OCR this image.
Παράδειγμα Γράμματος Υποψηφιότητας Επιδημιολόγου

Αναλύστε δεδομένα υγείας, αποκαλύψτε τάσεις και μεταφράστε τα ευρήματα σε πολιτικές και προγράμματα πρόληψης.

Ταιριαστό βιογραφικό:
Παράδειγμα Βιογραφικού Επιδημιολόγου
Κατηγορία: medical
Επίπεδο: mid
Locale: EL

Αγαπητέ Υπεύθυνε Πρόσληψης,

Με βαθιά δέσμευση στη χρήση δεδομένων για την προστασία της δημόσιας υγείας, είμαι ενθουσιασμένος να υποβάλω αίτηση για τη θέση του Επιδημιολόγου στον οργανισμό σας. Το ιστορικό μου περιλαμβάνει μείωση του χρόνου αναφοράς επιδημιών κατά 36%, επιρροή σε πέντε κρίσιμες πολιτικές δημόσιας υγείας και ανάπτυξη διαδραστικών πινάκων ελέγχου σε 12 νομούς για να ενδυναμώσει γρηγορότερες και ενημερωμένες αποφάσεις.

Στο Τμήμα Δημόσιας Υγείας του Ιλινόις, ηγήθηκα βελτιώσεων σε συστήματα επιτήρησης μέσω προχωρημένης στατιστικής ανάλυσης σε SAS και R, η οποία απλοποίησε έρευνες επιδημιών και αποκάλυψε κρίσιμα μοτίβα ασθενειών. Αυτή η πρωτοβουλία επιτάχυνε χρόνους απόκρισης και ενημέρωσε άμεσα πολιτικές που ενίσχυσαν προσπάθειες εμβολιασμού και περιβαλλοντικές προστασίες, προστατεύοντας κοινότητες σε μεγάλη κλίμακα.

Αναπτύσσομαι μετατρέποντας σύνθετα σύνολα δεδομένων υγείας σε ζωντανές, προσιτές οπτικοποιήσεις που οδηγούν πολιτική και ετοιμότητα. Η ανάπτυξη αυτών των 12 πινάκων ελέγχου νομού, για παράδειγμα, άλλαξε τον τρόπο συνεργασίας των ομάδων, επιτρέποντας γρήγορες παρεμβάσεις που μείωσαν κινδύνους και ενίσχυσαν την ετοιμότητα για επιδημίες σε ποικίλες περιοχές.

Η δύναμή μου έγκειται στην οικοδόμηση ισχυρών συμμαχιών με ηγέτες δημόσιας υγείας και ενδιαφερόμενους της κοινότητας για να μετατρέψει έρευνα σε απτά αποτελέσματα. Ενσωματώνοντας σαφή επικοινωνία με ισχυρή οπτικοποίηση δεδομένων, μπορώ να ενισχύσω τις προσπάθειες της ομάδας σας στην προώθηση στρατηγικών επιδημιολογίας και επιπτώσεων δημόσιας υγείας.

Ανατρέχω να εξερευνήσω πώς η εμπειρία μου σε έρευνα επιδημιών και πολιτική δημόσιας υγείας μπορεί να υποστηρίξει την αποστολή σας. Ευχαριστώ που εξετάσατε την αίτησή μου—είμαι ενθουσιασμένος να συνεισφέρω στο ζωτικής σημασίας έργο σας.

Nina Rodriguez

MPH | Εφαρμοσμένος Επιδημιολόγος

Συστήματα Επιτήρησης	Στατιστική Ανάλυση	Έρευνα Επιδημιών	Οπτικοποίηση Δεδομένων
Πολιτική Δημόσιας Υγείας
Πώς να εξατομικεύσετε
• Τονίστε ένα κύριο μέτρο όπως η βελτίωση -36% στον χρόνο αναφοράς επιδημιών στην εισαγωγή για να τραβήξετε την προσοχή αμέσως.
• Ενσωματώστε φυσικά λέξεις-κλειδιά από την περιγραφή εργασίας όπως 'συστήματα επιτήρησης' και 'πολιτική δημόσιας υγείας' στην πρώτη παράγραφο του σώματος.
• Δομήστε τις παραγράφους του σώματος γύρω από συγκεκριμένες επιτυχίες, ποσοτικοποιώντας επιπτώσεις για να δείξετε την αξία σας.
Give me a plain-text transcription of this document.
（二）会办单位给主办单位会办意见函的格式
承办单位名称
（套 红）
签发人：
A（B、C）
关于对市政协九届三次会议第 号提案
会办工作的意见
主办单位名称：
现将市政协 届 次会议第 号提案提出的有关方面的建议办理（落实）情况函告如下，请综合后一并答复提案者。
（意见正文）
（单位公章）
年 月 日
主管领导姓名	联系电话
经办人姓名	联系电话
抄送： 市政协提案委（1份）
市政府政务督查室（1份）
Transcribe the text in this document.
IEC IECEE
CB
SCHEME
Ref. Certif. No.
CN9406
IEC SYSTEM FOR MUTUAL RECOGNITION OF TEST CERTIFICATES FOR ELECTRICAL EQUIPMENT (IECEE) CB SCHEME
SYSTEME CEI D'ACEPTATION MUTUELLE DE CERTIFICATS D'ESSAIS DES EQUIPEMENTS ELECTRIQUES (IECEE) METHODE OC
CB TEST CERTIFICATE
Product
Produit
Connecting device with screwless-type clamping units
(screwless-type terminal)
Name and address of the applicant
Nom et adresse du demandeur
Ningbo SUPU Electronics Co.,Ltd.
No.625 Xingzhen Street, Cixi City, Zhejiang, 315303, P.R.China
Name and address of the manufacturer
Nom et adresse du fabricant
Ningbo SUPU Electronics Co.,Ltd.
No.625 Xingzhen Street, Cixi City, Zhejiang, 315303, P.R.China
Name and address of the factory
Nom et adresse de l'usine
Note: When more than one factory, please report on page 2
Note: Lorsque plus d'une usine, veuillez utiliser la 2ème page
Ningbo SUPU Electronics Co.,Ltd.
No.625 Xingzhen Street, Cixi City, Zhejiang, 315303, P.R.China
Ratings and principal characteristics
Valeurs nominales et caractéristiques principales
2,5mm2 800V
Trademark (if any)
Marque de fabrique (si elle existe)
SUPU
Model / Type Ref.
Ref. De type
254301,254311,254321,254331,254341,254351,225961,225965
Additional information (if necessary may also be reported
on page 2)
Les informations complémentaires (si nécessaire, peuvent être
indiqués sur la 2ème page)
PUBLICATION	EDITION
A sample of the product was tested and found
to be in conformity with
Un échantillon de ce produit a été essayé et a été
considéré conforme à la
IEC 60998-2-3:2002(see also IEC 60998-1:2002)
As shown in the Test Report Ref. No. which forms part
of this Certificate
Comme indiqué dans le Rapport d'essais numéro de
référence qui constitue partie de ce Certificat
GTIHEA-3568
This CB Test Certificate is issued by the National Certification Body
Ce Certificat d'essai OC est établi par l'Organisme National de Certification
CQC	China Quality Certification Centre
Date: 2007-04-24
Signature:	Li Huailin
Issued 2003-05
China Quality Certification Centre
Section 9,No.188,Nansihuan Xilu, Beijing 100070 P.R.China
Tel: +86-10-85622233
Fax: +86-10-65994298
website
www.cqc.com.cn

****

§ **Your instructions**:
Quote the data in full, keeping each word unchanged.

§ **Result of this task**:
OCR this image.
Παράδειγμα Γράμματος Υποψηφιότητας Επιδημιολόγου

Αναλύστε δεδομένα υγείας, αποκαλύψτε τάσεις και μεταφράστε τα ευρήματα σε πολιτικές και προγράμματα πρόληψης.

Ταιριαστό βιογραφικό:
Παράδειγμα Βιογραφικού Επιδημιολόγου
Κατηγορία: medical
Επίπεδο: mid
Locale: EL

Αγαπητέ Υπεύθυνε Πρόσληψης,

Με βαθιά δέσμευση στη χρήση δεδομένων για την προστασία της δημόσιας υγείας, είμαι ενθουσιασμένος να υποβάλω αίτηση για τη θέση του Επιδημιολόγου στον οργανισμό σας. Το ιστορικό μου περιλαμβάνει μείωση του χρόνου αναφοράς επιδημιών κατά 36%, επιρροή σε πέντε κρίσιμες πολιτικές δημόσιας υγείας και ανάπτυξη διαδραστικών πινάκων ελέγχου σε 12 νομούς για να ενδυναμώσει γρηγορότερες και ενημερωμένες αποφάσεις.

Στο Τμήμα Δημόσιας Υγείας του Ιλινόις, ηγήθηκα βελτιώσεων σε συστήματα επιτήρησης μέσω προχωρημένης στατιστικής ανάλυσης σε SAS και R, η οποία απλοποίησε έρευνες επιδημιών και αποκάλυψε κρίσιμα μοτίβα ασθενειών. Αυτή η πρωτοβουλία επιτάχυνε χρόνους απόκρισης και ενημέρωσε άμεσα πολιτικές που ενίσχυσαν προσπάθειες εμβολιασμού και περιβαλλοντικές προστασίες, προστατεύοντας κοινότητες σε μεγάλη κλίμακα.

Αναπτύσσομαι μετατρέποντας σύνθετα σύνολα δεδομένων υγείας σε ζωντανές, προσιτές οπτικοποιήσεις που οδηγούν πολιτική και ετοιμότητα. Η ανάπτυξη αυτών των 12 πινάκων ελέγχου νομού, για παράδειγμα, άλλαξε τον τρόπο συνεργασίας των ομάδων, επιτρέποντας γρήγορες παρεμβάσεις που μείωσαν κινδύνους και ενίσχυσαν την ετοιμότητα για επιδημίες σε ποικίλες περιοχές.

Η δύναμή μου έγκειται στην οικοδόμηση ισχυρών συμμαχιών με ηγέτες δημόσιας υγείας και ενδιαφερόμενους της κοινότητας για να μετατρέψει έρευνα σε απτά αποτελέσματα. Ενσωματώνοντας σαφή επικοινωνία με ισχυρή οπτικοποίηση δεδομένων, μπορώ να ενισχύσω τις προσπάθειες της ομάδας σας στην προώθηση στρατηγικών επιδημιολογίας και επιπτώσεων δημόσιας υγείας.

Ανατρέχω να εξερευνήσω πώς η εμπειρία μου σε έρευνα επιδημιών και πολιτική δημόσιας υγείας μπορεί να υποστηρίξει την αποστολή σας. Ευχαριστώ που εξετάσατε την αίτησή μου—είμαι ενθουσιασμένος να συνεισφέρω στο ζωτικής σημασίας έργο σας.

Nina Rodriguez

MPH | Εφαρμοσμένος Επιδημιολόγος

Συστήματα Επιτήρησης	Στατιστική Ανάλυση	Έρευνα Επιδημιών	Οπτικοποίηση Δεδομένων
Πολιτική Δημόσιας Υγείας
Πώς να εξατομικεύσετε
• Τονίστε ένα κύριο μέτρο όπως η βελτίωση -36% στον χρόνο αναφοράς επιδημιών στην εισαγωγή για να τραβήξετε την προσοχή αμέσως.
• Ενσωματώστε φυσικά λέξεις-κλειδιά από την περιγραφή εργασίας όπως 'συστήματα επιτήρησης' και 'πολιτική δημόσιας υγείας' στην πρώτη παράγραφο του σώματος.
• Δομήστε τις παραγράφους του σώματος γύρω από συγκεκριμένες επιτυχίες, ποσοτικοποιώντας επιπτώσεις για να δείξετε την αξία σας.
Give me a plain-text transcription of this document.
（二）会办单位给主办单位会办意见函的格式
承办单位名称
（套 红）
签发人：
A（B、C）
关于对市政协九届三次会议第 号提案
会办工作的意见
主办单位名称：
现将市政协 届 次会议第 号提案提出的有关方面的建议办理（落实）情况函告如下，请综合后一并答复提案者。
（意见正文）
（单位公章）
年 月 日
主管领导姓名	联系电话
经办人姓名	联系电话
抄送： 市政协提案委（1份）
市政府政务督查室（1份）
Transcribe the text in this document.
IEC IECEE
CB
SCHEME
Ref. Certif. No.
CN9406
IEC SYSTEM FOR MUTUAL RECOGNITION OF TEST CERTIFICATES FOR ELECTRICAL EQUIPMENT (IECEE) CB SCHEME
SYSTEME CEI D'ACEPTATION MUTUELLE DE CERTIFICATS D'ESSAIS DES EQUIPEMENTS ELECTRIQUES (IECEE) METHODE OC
CB TEST CERTIFICATE
Product
Produit
Connecting device with screwless-type clamping units
(screwless-type terminal)
Name and address of the applicant
Nom et adresse du demandeur
Ningbo SUPU Electronics Co.,Ltd.
No.625 Xingzhen Street, Cixi City, Zhejiang, 315303, P.R.China
Name and address of the manufacturer
Nom et adresse du fabricant
Ningbo SUPU Electronics Co.,Ltd.
No.625 Xingzhen Street, Cixi City, Zhejiang, 315303, P.R.China
Name and address of the factory
Nom et adresse de l'usine
Note: When more than one factory, please report on page 2
Note: Lorsque plus d'une usine, veuillez utiliser la 2ème page
Ningbo SUPU Electronics Co.,Ltd.
No.625 Xingzhen Street, Cixi City, Zhejiang, 315303, P.R.China
Ratings and principal characteristics
Valeurs nominales et caractéristiques principales
2,5mm2 800V
Trademark (if any)
Marque de fabrique (si elle existe)
SUPU
Model / Type Ref.
Ref. De type
254301,254311,254321,254331,254341,254351,225961,225965
Additional information (if necessary may also be reported
on page 2)
Les informations complémentaires (si nécessaire, peuvent être
indiqués sur la 2ème page)
PUBLICATION	EDITION
A sample of the product was tested and found
to be in conformity with
Un échantillon de ce produit a été essayé et a été
considéré conforme à la
IEC 60998-2-3:2002(see also IEC 60998-1:2002)
As shown in the Test Report Ref. No. which forms part
of this Certificate
Comme indiqué dans le Rapport d'essais numéro de
référence qui constitue partie de ce Certificat
GTIHEA-3568
This CB Test Certificate is issued by the National Certification Body
Ce Certificat d'essai OC est établi par l'Organisme National de Certification
CQC	China Quality Certification Centre
Date: 2007-04-24
Signature:	Li Huailin
Issued 2003-05
China Quality Certification Centre
Section 9,No.188,Nansihuan Xilu, Beijing 100070 P.R.China
Tel: +86-10-85622233
Fax: +86-10-65994298
website
www.cqc.com.cn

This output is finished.